A block of data
________________
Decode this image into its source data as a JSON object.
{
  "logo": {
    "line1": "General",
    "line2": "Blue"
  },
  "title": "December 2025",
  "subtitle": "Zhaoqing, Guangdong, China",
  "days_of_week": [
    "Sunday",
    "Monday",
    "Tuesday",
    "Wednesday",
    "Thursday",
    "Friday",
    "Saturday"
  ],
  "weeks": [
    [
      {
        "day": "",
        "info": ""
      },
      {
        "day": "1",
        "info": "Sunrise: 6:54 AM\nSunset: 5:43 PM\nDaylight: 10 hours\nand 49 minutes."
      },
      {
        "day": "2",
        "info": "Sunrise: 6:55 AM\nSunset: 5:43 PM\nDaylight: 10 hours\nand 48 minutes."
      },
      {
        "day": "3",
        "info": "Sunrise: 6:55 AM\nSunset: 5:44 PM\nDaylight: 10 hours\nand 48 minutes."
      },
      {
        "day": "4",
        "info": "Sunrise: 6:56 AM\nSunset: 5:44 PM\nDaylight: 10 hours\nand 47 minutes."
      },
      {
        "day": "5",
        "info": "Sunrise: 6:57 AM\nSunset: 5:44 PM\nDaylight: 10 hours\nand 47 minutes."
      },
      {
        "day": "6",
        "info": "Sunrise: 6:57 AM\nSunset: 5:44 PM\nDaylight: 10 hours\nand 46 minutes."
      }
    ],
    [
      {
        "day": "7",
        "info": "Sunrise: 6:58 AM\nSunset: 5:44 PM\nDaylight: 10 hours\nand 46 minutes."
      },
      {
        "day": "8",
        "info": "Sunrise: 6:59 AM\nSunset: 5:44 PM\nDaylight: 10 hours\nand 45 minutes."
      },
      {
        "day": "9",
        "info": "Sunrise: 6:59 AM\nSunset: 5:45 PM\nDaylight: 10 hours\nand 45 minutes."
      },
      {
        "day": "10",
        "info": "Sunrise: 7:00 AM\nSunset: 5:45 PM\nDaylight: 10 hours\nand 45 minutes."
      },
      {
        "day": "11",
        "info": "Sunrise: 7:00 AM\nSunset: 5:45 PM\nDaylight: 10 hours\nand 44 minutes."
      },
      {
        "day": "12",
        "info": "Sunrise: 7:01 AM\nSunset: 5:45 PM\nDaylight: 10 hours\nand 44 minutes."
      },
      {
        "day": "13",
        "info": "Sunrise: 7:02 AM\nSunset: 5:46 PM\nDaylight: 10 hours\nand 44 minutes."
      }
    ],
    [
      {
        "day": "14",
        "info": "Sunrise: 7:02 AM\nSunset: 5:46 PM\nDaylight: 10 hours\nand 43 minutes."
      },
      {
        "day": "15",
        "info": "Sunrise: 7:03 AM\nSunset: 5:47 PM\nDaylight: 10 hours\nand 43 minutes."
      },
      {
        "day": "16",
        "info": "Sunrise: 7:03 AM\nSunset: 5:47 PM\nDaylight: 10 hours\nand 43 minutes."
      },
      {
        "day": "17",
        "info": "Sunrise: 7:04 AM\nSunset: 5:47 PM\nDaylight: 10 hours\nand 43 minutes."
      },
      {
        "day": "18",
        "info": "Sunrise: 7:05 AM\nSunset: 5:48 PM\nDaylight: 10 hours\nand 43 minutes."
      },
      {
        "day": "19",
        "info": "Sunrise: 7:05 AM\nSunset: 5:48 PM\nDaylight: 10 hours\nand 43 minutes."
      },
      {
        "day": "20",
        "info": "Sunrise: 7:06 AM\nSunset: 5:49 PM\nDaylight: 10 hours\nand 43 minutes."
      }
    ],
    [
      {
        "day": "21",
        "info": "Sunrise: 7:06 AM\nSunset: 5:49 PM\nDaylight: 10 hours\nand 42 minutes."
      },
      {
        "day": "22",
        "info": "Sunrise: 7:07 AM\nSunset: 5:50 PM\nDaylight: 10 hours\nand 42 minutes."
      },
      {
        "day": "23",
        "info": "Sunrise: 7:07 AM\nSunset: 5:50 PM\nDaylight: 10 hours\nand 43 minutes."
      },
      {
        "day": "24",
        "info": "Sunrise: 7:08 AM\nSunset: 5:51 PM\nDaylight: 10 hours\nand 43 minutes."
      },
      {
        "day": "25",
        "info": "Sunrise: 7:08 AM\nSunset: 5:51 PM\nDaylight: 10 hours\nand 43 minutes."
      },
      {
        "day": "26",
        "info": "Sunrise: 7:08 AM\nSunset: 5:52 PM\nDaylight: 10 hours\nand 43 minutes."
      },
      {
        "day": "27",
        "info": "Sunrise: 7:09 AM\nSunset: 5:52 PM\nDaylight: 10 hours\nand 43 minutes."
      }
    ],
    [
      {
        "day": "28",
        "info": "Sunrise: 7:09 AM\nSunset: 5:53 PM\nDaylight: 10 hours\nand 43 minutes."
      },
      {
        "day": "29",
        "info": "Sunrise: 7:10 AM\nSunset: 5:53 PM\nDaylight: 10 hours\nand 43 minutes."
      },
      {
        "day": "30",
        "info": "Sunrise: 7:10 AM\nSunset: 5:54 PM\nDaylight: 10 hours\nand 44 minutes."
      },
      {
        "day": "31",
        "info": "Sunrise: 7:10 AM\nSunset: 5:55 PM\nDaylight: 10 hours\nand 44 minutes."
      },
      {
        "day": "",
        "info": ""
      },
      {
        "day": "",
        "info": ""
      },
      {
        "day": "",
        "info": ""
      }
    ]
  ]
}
________________
* Goal of the exercise:
Restate every entry word for word.

* Exercise output:
Decode this image into its source data as a JSON object.
{
  "logo": {
    "line1": "General",
    "line2": "Blue"
  },
  "title": "December 2025",
  "subtitle": "Zhaoqing, Guangdong, China",
  "days_of_week": [
    "Sunday",
    "Monday",
    "Tuesday",
    "Wednesday",
    "Thursday",
    "Friday",
    "Saturday"
  ],
  "weeks": [
    [
      {
        "day": "",
        "info": ""
      },
      {
        "day": "1",
        "info": "Sunrise: 6:54 AM\nSunset: 5:43 PM\nDaylight: 10 hours\nand 49 minutes."
      },
      {
        "day": "2",
        "info": "Sunrise: 6:55 AM\nSunset: 5:43 PM\nDaylight: 10 hours\nand 48 minutes."
      },
      {
        "day": "3",
        "info": "Sunrise: 6:55 AM\nSunset: 5:44 PM\nDaylight: 10 hours\nand 48 minutes."
      },
      {
        "day": "4",
        "info": "Sunrise: 6:56 AM\nSunset: 5:44 PM\nDaylight: 10 hours\nand 47 minutes."
      },
      {
        "day": "5",
        "info": "Sunrise: 6:57 AM\nSunset: 5:44 PM\nDaylight: 10 hours\nand 47 minutes."
      },
      {
        "day": "6",
        "info": "Sunrise: 6:57 AM\nSunset: 5:44 PM\nDaylight: 10 hours\nand 46 minutes."
      }
    ],
    [
      {
        "day": "7",
        "info": "Sunrise: 6:58 AM\nSunset: 5:44 PM\nDaylight: 10 hours\nand 46 minutes."
      },
      {
        "day": "8",
        "info": "Sunrise: 6:59 AM\nSunset: 5:44 PM\nDaylight: 10 hours\nand 45 minutes."
      },
      {
        "day": "9",
        "info": "Sunrise: 6:59 AM\nSunset: 5:45 PM\nDaylight: 10 hours\nand 45 minutes."
      },
      {
        "day": "10",
        "info": "Sunrise: 7:00 AM\nSunset: 5:45 PM\nDaylight: 10 hours\nand 45 minutes."
      },
      {
        "day": "11",
        "info": "Sunrise: 7:00 AM\nSunset: 5:45 PM\nDaylight: 10 hours\nand 44 minutes."
      },
      {
        "day": "12",
        "info": "Sunrise: 7:01 AM\nSunset: 5:45 PM\nDaylight: 10 hours\nand 44 minutes."
      },
      {
        "day": "13",
        "info": "Sunrise: 7:02 AM\nSunset: 5:46 PM\nDaylight: 10 hours\nand 44 minutes."
      }
    ],
    [
      {
        "day": "14",
        "info": "Sunrise: 7:02 AM\nSunset: 5:46 PM\nDaylight: 10 hours\nand 43 minutes."
      },
      {
        "day": "15",
        "info": "Sunrise: 7:03 AM\nSunset: 5:47 PM\nDaylight: 10 hours\nand 43 minutes."
      },
      {
        "day": "16",
        "info": "Sunrise: 7:03 AM\nSunset: 5:47 PM\nDaylight: 10 hours\nand 43 minutes."
      },
      {
        "day": "17",
        "info": "Sunrise: 7:04 AM\nSunset: 5:47 PM\nDaylight: 10 hours\nand 43 minutes."
      },
      {
        "day": "18",
        "info": "Sunrise: 7:05 AM\nSunset: 5:48 PM\nDaylight: 10 hours\nand 43 minutes."
      },
      {
        "day": "19",
        "info": "Sunrise: 7:05 AM\nSunset: 5:48 PM\nDaylight: 10 hours\nand 43 minutes."
      },
      {
        "day": "20",
        "info": "Sunrise: 7:06 AM\nSunset: 5:49 PM\nDaylight: 10 hours\nand 43 minutes."
      }
    ],
    [
      {
        "day": "21",
        "info": "Sunrise: 7:06 AM\nSunset: 5:49 PM\nDaylight: 10 hours\nand 42 minutes."
      },
      {
        "day": "22",
        "info": "Sunrise: 7:07 AM\nSunset: 5:50 PM\nDaylight: 10 hours\nand 42 minutes."
      },
      {
        "day": "23",
        "info": "Sunrise: 7:07 AM\nSunset: 5:50 PM\nDaylight: 10 hours\nand 43 minutes."
      },
      {
        "day": "24",
        "info": "Sunrise: 7:08 AM\nSunset: 5:51 PM\nDaylight: 10 hours\nand 43 minutes."
      },
      {
        "day": "25",
        "info": "Sunrise: 7:08 AM\nSunset: 5:51 PM\nDaylight: 10 hours\nand 43 minutes."
      },
      {
        "day": "26",
        "info": "Sunrise: 7:08 AM\nSunset: 5:52 PM\nDaylight: 10 hours\nand 43 minutes."
      },
      {
        "day": "27",
        "info": "Sunrise: 7:09 AM\nSunset: 5:52 PM\nDaylight: 10 hours\nand 43 minutes."
      }
    ],
    [
      {
        "day": "28",
        "info": "Sunrise: 7:09 AM\nSunset: 5:53 PM\nDaylight: 10 hours\nand 43 minutes."
      },
      {
        "day": "29",
        "info": "Sunrise: 7:10 AM\nSunset: 5:53 PM\nDaylight: 10 hours\nand 43 minutes."
      },
      {
        "day": "30",
        "info": "Sunrise: 7:10 AM\nSunset: 5:54 PM\nDaylight: 10 hours\nand 44 minutes."
      },
      {
        "day": "31",
        "info": "Sunrise: 7:10 AM\nSunset: 5:55 PM\nDaylight: 10 hours\nand 44 minutes."
      },
      {
        "day": "",
        "info": ""
      },
      {
        "day": "",
        "info": ""
      },
      {
        "day": "",
        "info": ""
      }
    ]
  ]
}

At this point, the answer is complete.